• **The request**
Retype the listing that follows, exactly as written.

• **Data rows**

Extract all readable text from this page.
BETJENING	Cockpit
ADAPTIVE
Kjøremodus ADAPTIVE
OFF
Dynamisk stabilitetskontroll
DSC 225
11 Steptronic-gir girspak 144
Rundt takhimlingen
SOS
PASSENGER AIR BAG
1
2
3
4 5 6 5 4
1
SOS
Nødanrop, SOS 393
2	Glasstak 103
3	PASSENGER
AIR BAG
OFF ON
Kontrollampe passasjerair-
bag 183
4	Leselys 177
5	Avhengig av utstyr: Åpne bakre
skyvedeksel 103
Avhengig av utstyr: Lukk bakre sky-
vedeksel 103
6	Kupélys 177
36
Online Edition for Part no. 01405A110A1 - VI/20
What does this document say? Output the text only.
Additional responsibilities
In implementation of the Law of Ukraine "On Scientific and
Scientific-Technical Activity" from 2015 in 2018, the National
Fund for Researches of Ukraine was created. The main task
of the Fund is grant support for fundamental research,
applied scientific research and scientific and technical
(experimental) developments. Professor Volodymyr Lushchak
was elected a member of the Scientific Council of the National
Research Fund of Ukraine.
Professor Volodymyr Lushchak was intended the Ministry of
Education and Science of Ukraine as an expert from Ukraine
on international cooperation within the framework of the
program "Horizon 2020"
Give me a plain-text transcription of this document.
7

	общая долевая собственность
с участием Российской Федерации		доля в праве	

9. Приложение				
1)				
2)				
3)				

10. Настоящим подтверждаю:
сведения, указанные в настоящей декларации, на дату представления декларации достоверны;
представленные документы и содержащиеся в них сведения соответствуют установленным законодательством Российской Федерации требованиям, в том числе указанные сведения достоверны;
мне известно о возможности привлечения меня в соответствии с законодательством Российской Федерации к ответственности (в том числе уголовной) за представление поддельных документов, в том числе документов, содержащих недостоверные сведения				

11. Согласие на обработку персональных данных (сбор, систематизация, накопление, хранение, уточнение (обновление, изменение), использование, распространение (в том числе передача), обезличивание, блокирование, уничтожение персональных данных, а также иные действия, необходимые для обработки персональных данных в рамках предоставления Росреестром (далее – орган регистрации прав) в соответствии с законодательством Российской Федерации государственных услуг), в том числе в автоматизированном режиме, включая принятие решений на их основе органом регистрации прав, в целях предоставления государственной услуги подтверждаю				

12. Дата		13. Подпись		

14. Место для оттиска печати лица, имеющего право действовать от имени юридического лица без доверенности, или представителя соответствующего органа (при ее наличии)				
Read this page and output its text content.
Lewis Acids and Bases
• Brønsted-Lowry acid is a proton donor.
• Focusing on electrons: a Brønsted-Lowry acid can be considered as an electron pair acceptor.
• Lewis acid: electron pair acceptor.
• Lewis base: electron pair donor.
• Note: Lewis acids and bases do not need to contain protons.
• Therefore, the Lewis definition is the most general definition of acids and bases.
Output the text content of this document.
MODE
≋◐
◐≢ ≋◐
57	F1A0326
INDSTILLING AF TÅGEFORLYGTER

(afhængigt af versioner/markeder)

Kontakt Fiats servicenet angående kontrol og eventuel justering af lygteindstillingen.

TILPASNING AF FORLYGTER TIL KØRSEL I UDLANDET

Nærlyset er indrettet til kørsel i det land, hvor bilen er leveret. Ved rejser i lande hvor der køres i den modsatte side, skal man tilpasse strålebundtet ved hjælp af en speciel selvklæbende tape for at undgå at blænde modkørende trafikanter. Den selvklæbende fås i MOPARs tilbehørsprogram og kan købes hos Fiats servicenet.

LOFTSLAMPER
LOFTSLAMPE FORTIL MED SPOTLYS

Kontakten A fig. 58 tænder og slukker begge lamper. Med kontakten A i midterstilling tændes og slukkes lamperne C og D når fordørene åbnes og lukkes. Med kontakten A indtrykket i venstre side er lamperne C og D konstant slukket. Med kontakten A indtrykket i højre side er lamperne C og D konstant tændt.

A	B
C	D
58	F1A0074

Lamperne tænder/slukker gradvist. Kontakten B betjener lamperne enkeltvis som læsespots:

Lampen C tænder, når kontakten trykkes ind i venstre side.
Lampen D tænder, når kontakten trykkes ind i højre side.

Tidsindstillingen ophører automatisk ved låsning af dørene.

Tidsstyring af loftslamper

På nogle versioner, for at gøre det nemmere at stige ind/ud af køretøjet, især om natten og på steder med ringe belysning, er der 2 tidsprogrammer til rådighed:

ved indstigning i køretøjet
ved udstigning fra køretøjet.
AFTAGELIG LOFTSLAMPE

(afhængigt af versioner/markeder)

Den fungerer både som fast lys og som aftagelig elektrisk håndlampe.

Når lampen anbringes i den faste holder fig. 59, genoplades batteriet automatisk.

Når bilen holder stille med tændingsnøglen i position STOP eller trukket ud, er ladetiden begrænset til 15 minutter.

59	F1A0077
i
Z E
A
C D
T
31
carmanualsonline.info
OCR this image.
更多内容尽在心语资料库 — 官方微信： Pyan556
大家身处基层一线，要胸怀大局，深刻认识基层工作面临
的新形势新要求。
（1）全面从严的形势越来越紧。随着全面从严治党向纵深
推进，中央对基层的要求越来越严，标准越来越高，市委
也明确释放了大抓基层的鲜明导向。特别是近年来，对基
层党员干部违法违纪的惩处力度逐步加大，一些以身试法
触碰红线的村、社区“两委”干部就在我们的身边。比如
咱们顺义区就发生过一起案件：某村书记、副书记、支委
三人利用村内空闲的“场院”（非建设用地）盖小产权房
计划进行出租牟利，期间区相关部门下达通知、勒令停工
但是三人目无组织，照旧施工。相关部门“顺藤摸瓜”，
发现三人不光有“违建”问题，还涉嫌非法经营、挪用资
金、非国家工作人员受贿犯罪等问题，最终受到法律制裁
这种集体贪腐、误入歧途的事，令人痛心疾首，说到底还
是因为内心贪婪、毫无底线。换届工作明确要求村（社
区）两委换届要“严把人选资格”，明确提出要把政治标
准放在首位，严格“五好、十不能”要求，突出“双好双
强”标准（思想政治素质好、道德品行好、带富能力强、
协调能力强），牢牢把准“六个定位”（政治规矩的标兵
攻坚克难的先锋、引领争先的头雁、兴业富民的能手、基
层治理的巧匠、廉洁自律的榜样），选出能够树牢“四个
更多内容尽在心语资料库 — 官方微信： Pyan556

• **Completed exercise**
Extract all readable text from this page.
BETJENING	Cockpit
ADAPTIVE
Kjøremodus ADAPTIVE
OFF
Dynamisk stabilitetskontroll
DSC 225
11 Steptronic-gir girspak 144
Rundt takhimlingen
SOS
PASSENGER AIR BAG
1
2
3
4 5 6 5 4
1
SOS
Nødanrop, SOS 393
2	Glasstak 103
3	PASSENGER
AIR BAG
OFF ON
Kontrollampe passasjerair-
bag 183
4	Leselys 177
5	Avhengig av utstyr: Åpne bakre
skyvedeksel 103
Avhengig av utstyr: Lukk bakre sky-
vedeksel 103
6	Kupélys 177
36
Online Edition for Part no. 01405A110A1 - VI/20
What does this document say? Output the text only.
Additional responsibilities
In implementation of the Law of Ukraine "On Scientific and
Scientific-Technical Activity" from 2015 in 2018, the National
Fund for Researches of Ukraine was created. The main task
of the Fund is grant support for fundamental research,
applied scientific research and scientific and technical
(experimental) developments. Professor Volodymyr Lushchak
was elected a member of the Scientific Council of the National
Research Fund of Ukraine.
Professor Volodymyr Lushchak was intended the Ministry of
Education and Science of Ukraine as an expert from Ukraine
on international cooperation within the framework of the
program "Horizon 2020"
Give me a plain-text transcription of this document.
7

	общая долевая собственность
с участием Российской Федерации		доля в праве	

9. Приложение				
1)				
2)				
3)				

10. Настоящим подтверждаю:
сведения, указанные в настоящей декларации, на дату представления декларации достоверны;
представленные документы и содержащиеся в них сведения соответствуют установленным законодательством Российской Федерации требованиям, в том числе указанные сведения достоверны;
мне известно о возможности привлечения меня в соответствии с законодательством Российской Федерации к ответственности (в том числе уголовной) за представление поддельных документов, в том числе документов, содержащих недостоверные сведения				

11. Согласие на обработку персональных данных (сбор, систематизация, накопление, хранение, уточнение (обновление, изменение), использование, распространение (в том числе передача), обезличивание, блокирование, уничтожение персональных данных, а также иные действия, необходимые для обработки персональных данных в рамках предоставления Росреестром (далее – орган регистрации прав) в соответствии с законодательством Российской Федерации государственных услуг), в том числе в автоматизированном режиме, включая принятие решений на их основе органом регистрации прав, в целях предоставления государственной услуги подтверждаю				

12. Дата		13. Подпись		

14. Место для оттиска печати лица, имеющего право действовать от имени юридического лица без доверенности, или представителя соответствующего органа (при ее наличии)				
Read this page and output its text content.
Lewis Acids and Bases
• Brønsted-Lowry acid is a proton donor.
• Focusing on electrons: a Brønsted-Lowry acid can be considered as an electron pair acceptor.
• Lewis acid: electron pair acceptor.
• Lewis base: electron pair donor.
• Note: Lewis acids and bases do not need to contain protons.
• Therefore, the Lewis definition is the most general definition of acids and bases.
Output the text content of this document.
MODE
≋◐
◐≢ ≋◐
57	F1A0326
INDSTILLING AF TÅGEFORLYGTER

(afhængigt af versioner/markeder)

Kontakt Fiats servicenet angående kontrol og eventuel justering af lygteindstillingen.

TILPASNING AF FORLYGTER TIL KØRSEL I UDLANDET

Nærlyset er indrettet til kørsel i det land, hvor bilen er leveret. Ved rejser i lande hvor der køres i den modsatte side, skal man tilpasse strålebundtet ved hjælp af en speciel selvklæbende tape for at undgå at blænde modkørende trafikanter. Den selvklæbende fås i MOPARs tilbehørsprogram og kan købes hos Fiats servicenet.

LOFTSLAMPER
LOFTSLAMPE FORTIL MED SPOTLYS

Kontakten A fig. 58 tænder og slukker begge lamper. Med kontakten A i midterstilling tændes og slukkes lamperne C og D når fordørene åbnes og lukkes. Med kontakten A indtrykket i venstre side er lamperne C og D konstant slukket. Med kontakten A indtrykket i højre side er lamperne C og D konstant tændt.

A	B
C	D
58	F1A0074

Lamperne tænder/slukker gradvist. Kontakten B betjener lamperne enkeltvis som læsespots:

Lampen C tænder, når kontakten trykkes ind i venstre side.
Lampen D tænder, når kontakten trykkes ind i højre side.

Tidsindstillingen ophører automatisk ved låsning af dørene.

Tidsstyring af loftslamper

På nogle versioner, for at gøre det nemmere at stige ind/ud af køretøjet, især om natten og på steder med ringe belysning, er der 2 tidsprogrammer til rådighed:

ved indstigning i køretøjet
ved udstigning fra køretøjet.
AFTAGELIG LOFTSLAMPE

(afhængigt af versioner/markeder)

Den fungerer både som fast lys og som aftagelig elektrisk håndlampe.

Når lampen anbringes i den faste holder fig. 59, genoplades batteriet automatisk.

Når bilen holder stille med tændingsnøglen i position STOP eller trukket ud, er ladetiden begrænset til 15 minutter.

59	F1A0077
i
Z E
A
C D
T
31
carmanualsonline.info
OCR this image.
更多内容尽在心语资料库 — 官方微信： Pyan556
大家身处基层一线，要胸怀大局，深刻认识基层工作面临
的新形势新要求。
（1）全面从严的形势越来越紧。随着全面从严治党向纵深
推进，中央对基层的要求越来越严，标准越来越高，市委
也明确释放了大抓基层的鲜明导向。特别是近年来，对基
层党员干部违法违纪的惩处力度逐步加大，一些以身试法
触碰红线的村、社区“两委”干部就在我们的身边。比如
咱们顺义区就发生过一起案件：某村书记、副书记、支委
三人利用村内空闲的“场院”（非建设用地）盖小产权房
计划进行出租牟利，期间区相关部门下达通知、勒令停工
但是三人目无组织，照旧施工。相关部门“顺藤摸瓜”，
发现三人不光有“违建”问题，还涉嫌非法经营、挪用资
金、非国家工作人员受贿犯罪等问题，最终受到法律制裁
这种集体贪腐、误入歧途的事，令人痛心疾首，说到底还
是因为内心贪婪、毫无底线。换届工作明确要求村（社
区）两委换届要“严把人选资格”，明确提出要把政治标
准放在首位，严格“五好、十不能”要求，突出“双好双
强”标准（思想政治素质好、道德品行好、带富能力强、
协调能力强），牢牢把准“六个定位”（政治规矩的标兵
攻坚克难的先锋、引领争先的头雁、兴业富民的能手、基
层治理的巧匠、廉洁自律的榜样），选出能够树牢“四个
更多内容尽在心语资料库 — 官方微信： Pyan556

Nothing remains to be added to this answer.